THE REQUEST:
Omit images. Retype all entries verbatim.

STORED DATA:
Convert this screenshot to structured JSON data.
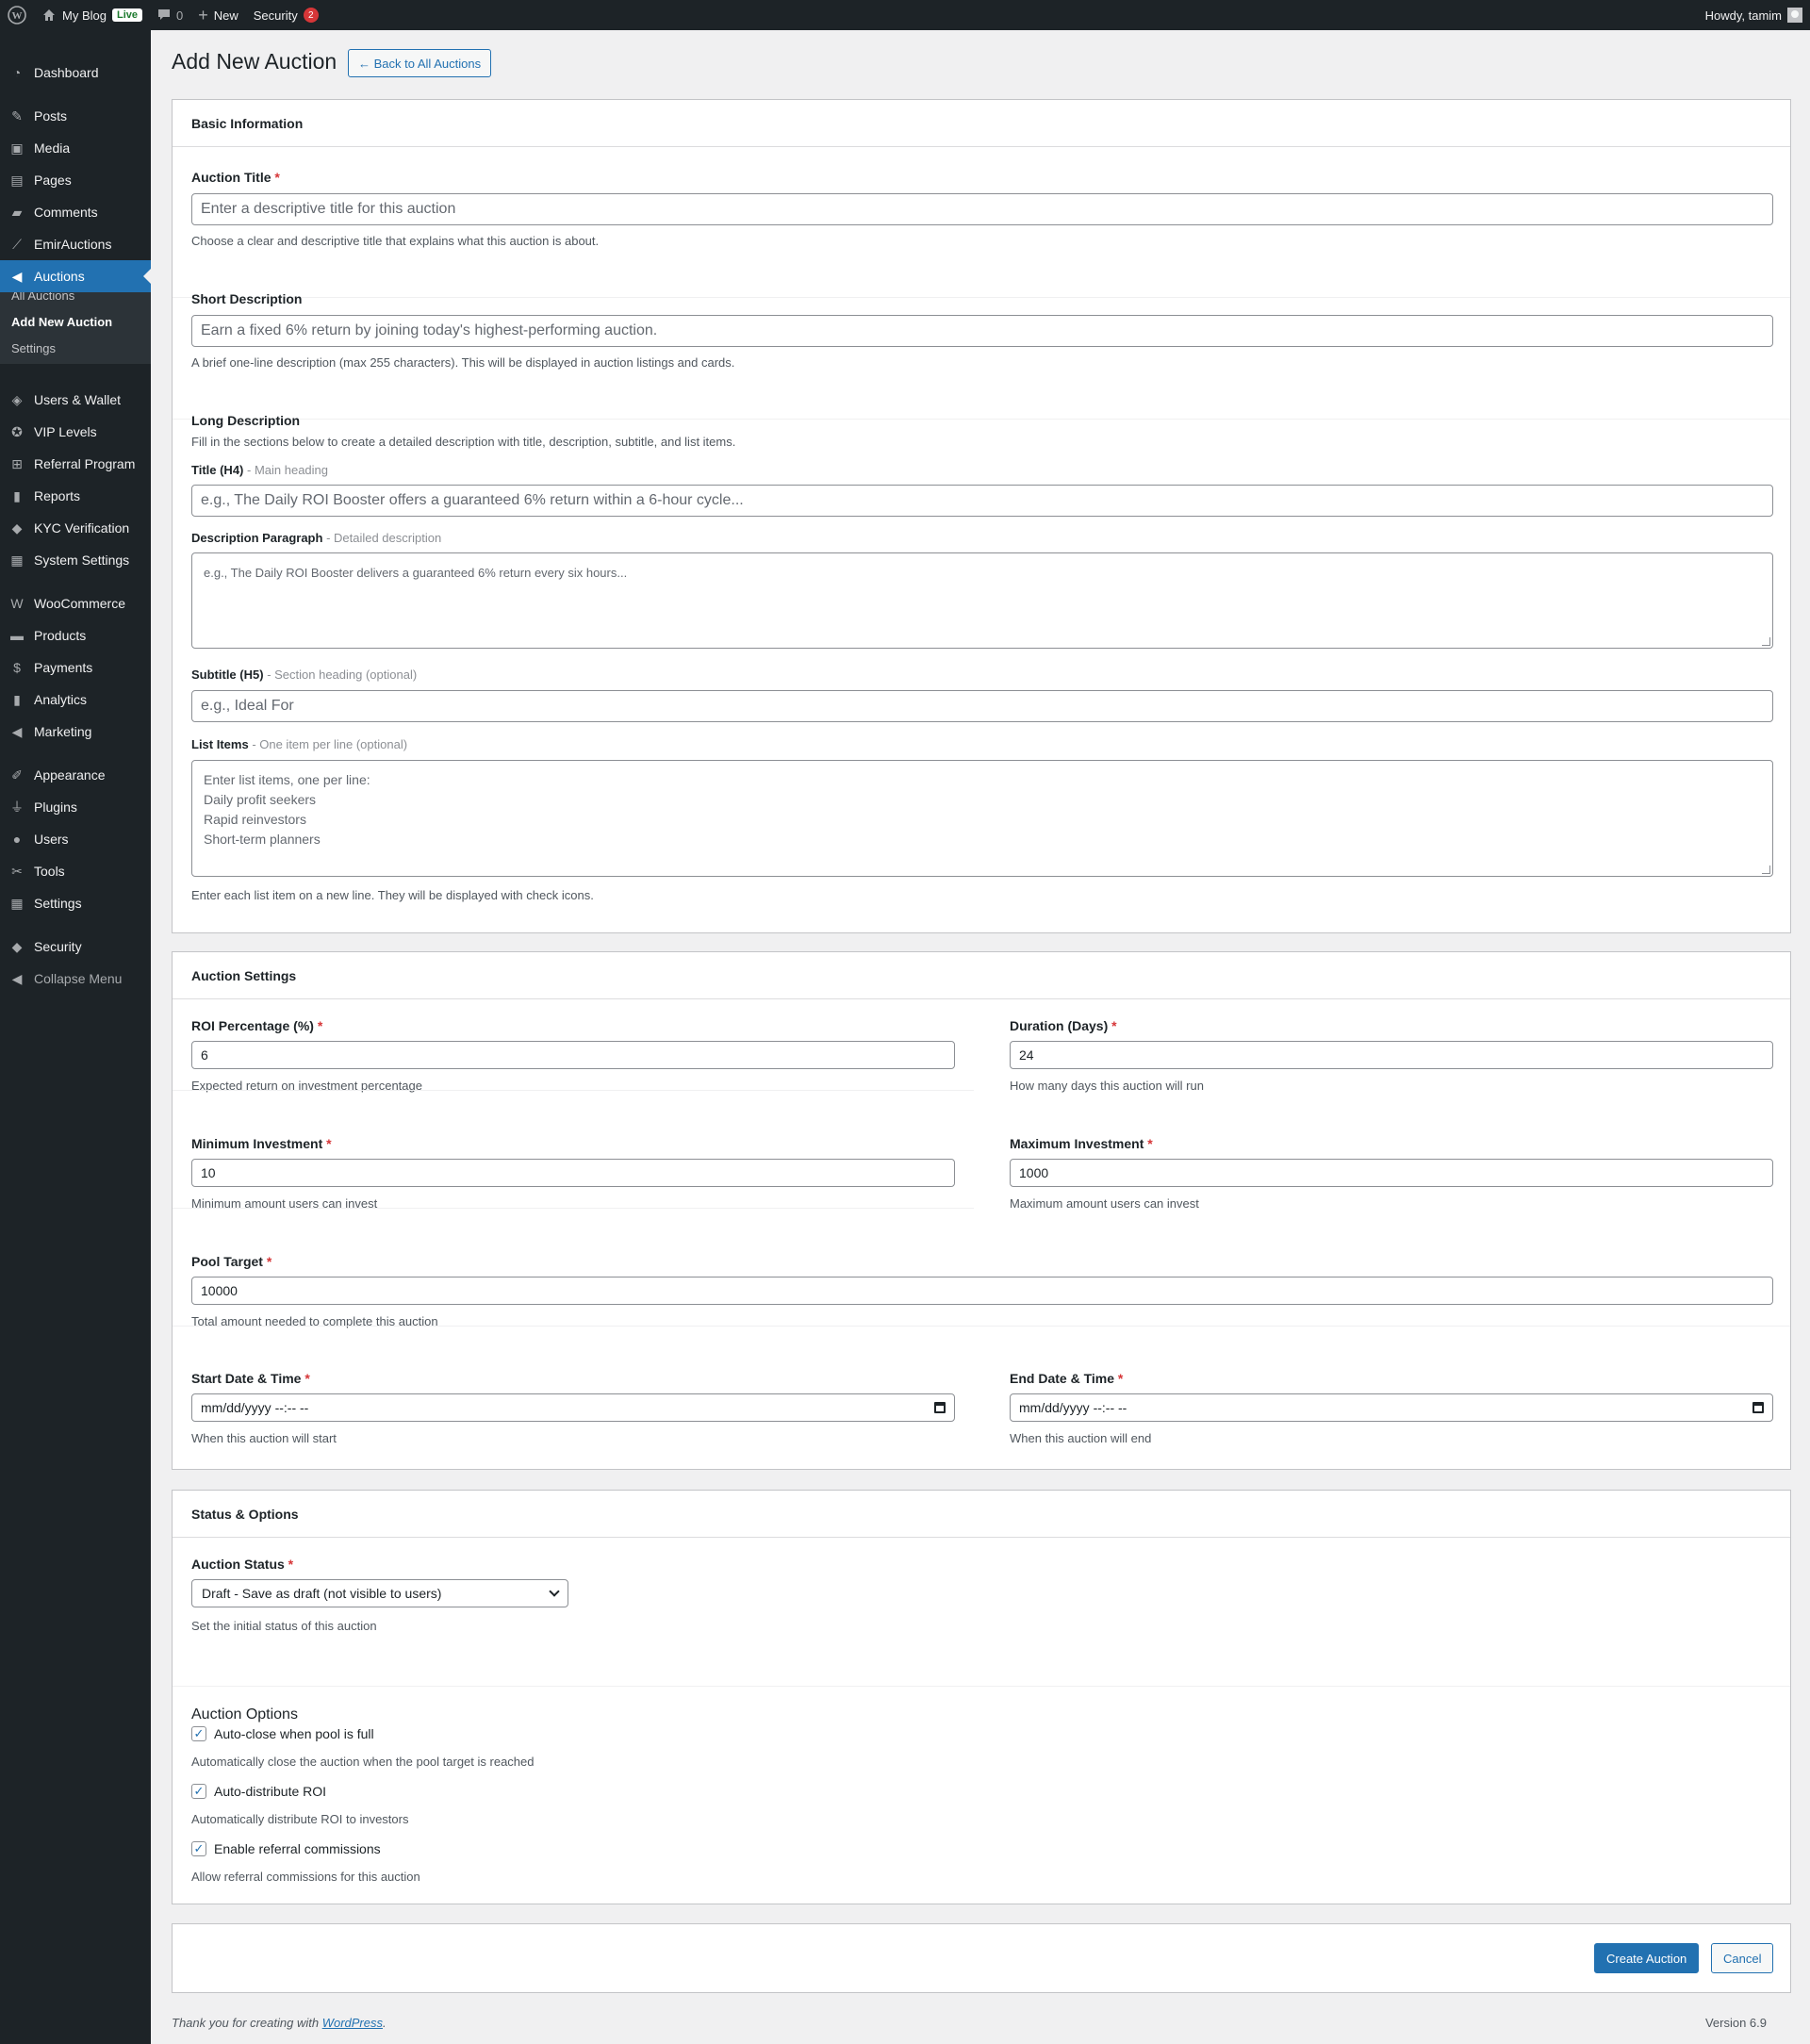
{
  "adminbar": {
    "site_name": "My Blog",
    "live_badge": "Live",
    "comments_count": "0",
    "new_label": "New",
    "security_label": "Security",
    "security_count": "2",
    "howdy": "Howdy, tamim"
  },
  "sidebar": {
    "items": [
      {
        "label": "Dashboard",
        "icon": "dashboard-icon"
      },
      {
        "label": "Posts",
        "icon": "pin-icon"
      },
      {
        "label": "Media",
        "icon": "media-icon"
      },
      {
        "label": "Pages",
        "icon": "pages-icon"
      },
      {
        "label": "Comments",
        "icon": "comment-icon"
      },
      {
        "label": "EmirAuctions",
        "icon": "chart-line-icon"
      },
      {
        "label": "Auctions",
        "icon": "megaphone-icon"
      },
      {
        "label": "Users & Wallet",
        "icon": "wallet-icon"
      },
      {
        "label": "VIP Levels",
        "icon": "award-icon"
      },
      {
        "label": "Referral Program",
        "icon": "network-icon"
      },
      {
        "label": "Reports",
        "icon": "bar-chart-icon"
      },
      {
        "label": "KYC Verification",
        "icon": "shield-icon"
      },
      {
        "label": "System Settings",
        "icon": "settings-grid-icon"
      },
      {
        "label": "WooCommerce",
        "icon": "woo-icon"
      },
      {
        "label": "Products",
        "icon": "archive-icon"
      },
      {
        "label": "Payments",
        "icon": "dollar-icon"
      },
      {
        "label": "Analytics",
        "icon": "bar-chart-icon"
      },
      {
        "label": "Marketing",
        "icon": "megaphone-icon"
      },
      {
        "label": "Appearance",
        "icon": "brush-icon"
      },
      {
        "label": "Plugins",
        "icon": "plug-icon"
      },
      {
        "label": "Users",
        "icon": "user-icon"
      },
      {
        "label": "Tools",
        "icon": "wrench-icon"
      },
      {
        "label": "Settings",
        "icon": "settings-icon"
      },
      {
        "label": "Security",
        "icon": "shield-icon"
      },
      {
        "label": "Collapse Menu",
        "icon": "collapse-icon"
      }
    ],
    "submenu": [
      "All Auctions",
      "Add New Auction",
      "Settings"
    ]
  },
  "page": {
    "title": "Add New Auction",
    "back_button": "← Back to All Auctions"
  },
  "basic": {
    "header": "Basic Information",
    "title_label": "Auction Title",
    "title_placeholder": "Enter a descriptive title for this auction",
    "title_desc": "Choose a clear and descriptive title that explains what this auction is about.",
    "short_label": "Short Description",
    "short_value": "Earn a fixed 6% return by joining today's highest-performing auction.",
    "short_desc": "A brief one-line description (max 255 characters). This will be displayed in auction listings and cards.",
    "long_label": "Long Description",
    "long_desc": "Fill in the sections below to create a detailed description with title, description, subtitle, and list items.",
    "h4_label": "Title (H4)",
    "h4_hint": "- Main heading",
    "h4_placeholder": "e.g., The Daily ROI Booster offers a guaranteed 6% return within a 6-hour cycle...",
    "para_label": "Description Paragraph",
    "para_hint": "- Detailed description",
    "para_placeholder": "e.g., The Daily ROI Booster delivers a guaranteed 6% return every six hours...",
    "h5_label": "Subtitle (H5)",
    "h5_hint": "- Section heading (optional)",
    "h5_placeholder": "e.g., Ideal For",
    "list_label": "List Items",
    "list_hint": "- One item per line (optional)",
    "list_placeholder_lines": [
      "Enter list items, one per line:",
      "Daily profit seekers",
      "Rapid reinvestors",
      "Short-term planners"
    ],
    "list_desc": "Enter each list item on a new line. They will be displayed with check icons."
  },
  "settings": {
    "header": "Auction Settings",
    "roi_label": "ROI Percentage (%)",
    "roi_value": "6",
    "roi_desc": "Expected return on investment percentage",
    "duration_label": "Duration (Days)",
    "duration_value": "24",
    "duration_desc": "How many days this auction will run",
    "min_label": "Minimum Investment",
    "min_value": "10",
    "min_desc": "Minimum amount users can invest",
    "max_label": "Maximum Investment",
    "max_value": "1000",
    "max_desc": "Maximum amount users can invest",
    "pool_label": "Pool Target",
    "pool_value": "10000",
    "pool_desc": "Total amount needed to complete this auction",
    "start_label": "Start Date & Time",
    "start_value": "mm/dd/yyyy --:-- --",
    "start_desc": "When this auction will start",
    "end_label": "End Date & Time",
    "end_value": "mm/dd/yyyy --:-- --",
    "end_desc": "When this auction will end"
  },
  "status": {
    "header": "Status & Options",
    "status_label": "Auction Status",
    "status_value": "Draft - Save as draft (not visible to users)",
    "status_desc": "Set the initial status of this auction",
    "options_label": "Auction Options",
    "options": [
      {
        "label": "Auto-close when pool is full",
        "desc": "Automatically close the auction when the pool target is reached",
        "checked": true
      },
      {
        "label": "Auto-distribute ROI",
        "desc": "Automatically distribute ROI to investors",
        "checked": true
      },
      {
        "label": "Enable referral commissions",
        "desc": "Allow referral commissions for this auction",
        "checked": true
      }
    ]
  },
  "actions": {
    "create": "Create Auction",
    "cancel": "Cancel"
  },
  "footer": {
    "thanks": "Thank you for creating with",
    "link": "WordPress",
    "period": ".",
    "version": "Version 6.9"
  },
  "colors": {
    "admin_bg": "#1d2327",
    "accent": "#2271b1",
    "required": "#d63638",
    "page_bg": "#f0f0f1"
  }
}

OUTPUT OF THE TASK:
Convert this screenshot to structured JSON data.
{
  "adminbar": {
    "site_name": "My Blog",
    "live_badge": "Live",
    "comments_count": "0",
    "new_label": "New",
    "security_label": "Security",
    "security_count": "2",
    "howdy": "Howdy, tamim"
  },
  "sidebar": {
    "items": [
      {
        "label": "Dashboard",
        "icon": "dashboard-icon"
      },
      {
        "label": "Posts",
        "icon": "pin-icon"
      },
      {
        "label": "Media",
        "icon": "media-icon"
      },
      {
        "label": "Pages",
        "icon": "pages-icon"
      },
      {
        "label": "Comments",
        "icon": "comment-icon"
      },
      {
        "label": "EmirAuctions",
        "icon": "chart-line-icon"
      },
      {
        "label": "Auctions",
        "icon": "megaphone-icon"
      },
      {
        "label": "Users & Wallet",
        "icon": "wallet-icon"
      },
      {
        "label": "VIP Levels",
        "icon": "award-icon"
      },
      {
        "label": "Referral Program",
        "icon": "network-icon"
      },
      {
        "label": "Reports",
        "icon": "bar-chart-icon"
      },
      {
        "label": "KYC Verification",
        "icon": "shield-icon"
      },
      {
        "label": "System Settings",
        "icon": "settings-grid-icon"
      },
      {
        "label": "WooCommerce",
        "icon": "woo-icon"
      },
      {
        "label": "Products",
        "icon": "archive-icon"
      },
      {
        "label": "Payments",
        "icon": "dollar-icon"
      },
      {
        "label": "Analytics",
        "icon": "bar-chart-icon"
      },
      {
        "label": "Marketing",
        "icon": "megaphone-icon"
      },
      {
        "label": "Appearance",
        "icon": "brush-icon"
      },
      {
        "label": "Plugins",
        "icon": "plug-icon"
      },
      {
        "label": "Users",
        "icon": "user-icon"
      },
      {
        "label": "Tools",
        "icon": "wrench-icon"
      },
      {
        "label": "Settings",
        "icon": "settings-icon"
      },
      {
        "label": "Security",
        "icon": "shield-icon"
      },
      {
        "label": "Collapse Menu",
        "icon": "collapse-icon"
      }
    ],
    "submenu": [
      "All Auctions",
      "Add New Auction",
      "Settings"
    ]
  },
  "page": {
    "title": "Add New Auction",
    "back_button": "← Back to All Auctions"
  },
  "basic": {
    "header": "Basic Information",
    "title_label": "Auction Title",
    "title_placeholder": "Enter a descriptive title for this auction",
    "title_desc": "Choose a clear and descriptive title that explains what this auction is about.",
    "short_label": "Short Description",
    "short_value": "Earn a fixed 6% return by joining today's highest-performing auction.",
    "short_desc": "A brief one-line description (max 255 characters). This will be displayed in auction listings and cards.",
    "long_label": "Long Description",
    "long_desc": "Fill in the sections below to create a detailed description with title, description, subtitle, and list items.",
    "h4_label": "Title (H4)",
    "h4_hint": "- Main heading",
    "h4_placeholder": "e.g., The Daily ROI Booster offers a guaranteed 6% return within a 6-hour cycle...",
    "para_label": "Description Paragraph",
    "para_hint": "- Detailed description",
    "para_placeholder": "e.g., The Daily ROI Booster delivers a guaranteed 6% return every six hours...",
    "h5_label": "Subtitle (H5)",
    "h5_hint": "- Section heading (optional)",
    "h5_placeholder": "e.g., Ideal For",
    "list_label": "List Items",
    "list_hint": "- One item per line (optional)",
    "list_placeholder_lines": [
      "Enter list items, one per line:",
      "Daily profit seekers",
      "Rapid reinvestors",
      "Short-term planners"
    ],
    "list_desc": "Enter each list item on a new line. They will be displayed with check icons."
  },
  "settings": {
    "header": "Auction Settings",
    "roi_label": "ROI Percentage (%)",
    "roi_value": "6",
    "roi_desc": "Expected return on investment percentage",
    "duration_label": "Duration (Days)",
    "duration_value": "24",
    "duration_desc": "How many days this auction will run",
    "min_label": "Minimum Investment",
    "min_value": "10",
    "min_desc": "Minimum amount users can invest",
    "max_label": "Maximum Investment",
    "max_value": "1000",
    "max_desc": "Maximum amount users can invest",
    "pool_label": "Pool Target",
    "pool_value": "10000",
    "pool_desc": "Total amount needed to complete this auction",
    "start_label": "Start Date & Time",
    "start_value": "mm/dd/yyyy --:-- --",
    "start_desc": "When this auction will start",
    "end_label": "End Date & Time",
    "end_value": "mm/dd/yyyy --:-- --",
    "end_desc": "When this auction will end"
  },
  "status": {
    "header": "Status & Options",
    "status_label": "Auction Status",
    "status_value": "Draft - Save as draft (not visible to users)",
    "status_desc": "Set the initial status of this auction",
    "options_label": "Auction Options",
    "options": [
      {
        "label": "Auto-close when pool is full",
        "desc": "Automatically close the auction when the pool target is reached",
        "checked": true
      },
      {
        "label": "Auto-distribute ROI",
        "desc": "Automatically distribute ROI to investors",
        "checked": true
      },
      {
        "label": "Enable referral commissions",
        "desc": "Allow referral commissions for this auction",
        "checked": true
      }
    ]
  },
  "actions": {
    "create": "Create Auction",
    "cancel": "Cancel"
  },
  "footer": {
    "thanks": "Thank you for creating with",
    "link": "WordPress",
    "period": ".",
    "version": "Version 6.9"
  },
  "colors": {
    "admin_bg": "#1d2327",
    "accent": "#2271b1",
    "required": "#d63638",
    "page_bg": "#f0f0f1"
  }
}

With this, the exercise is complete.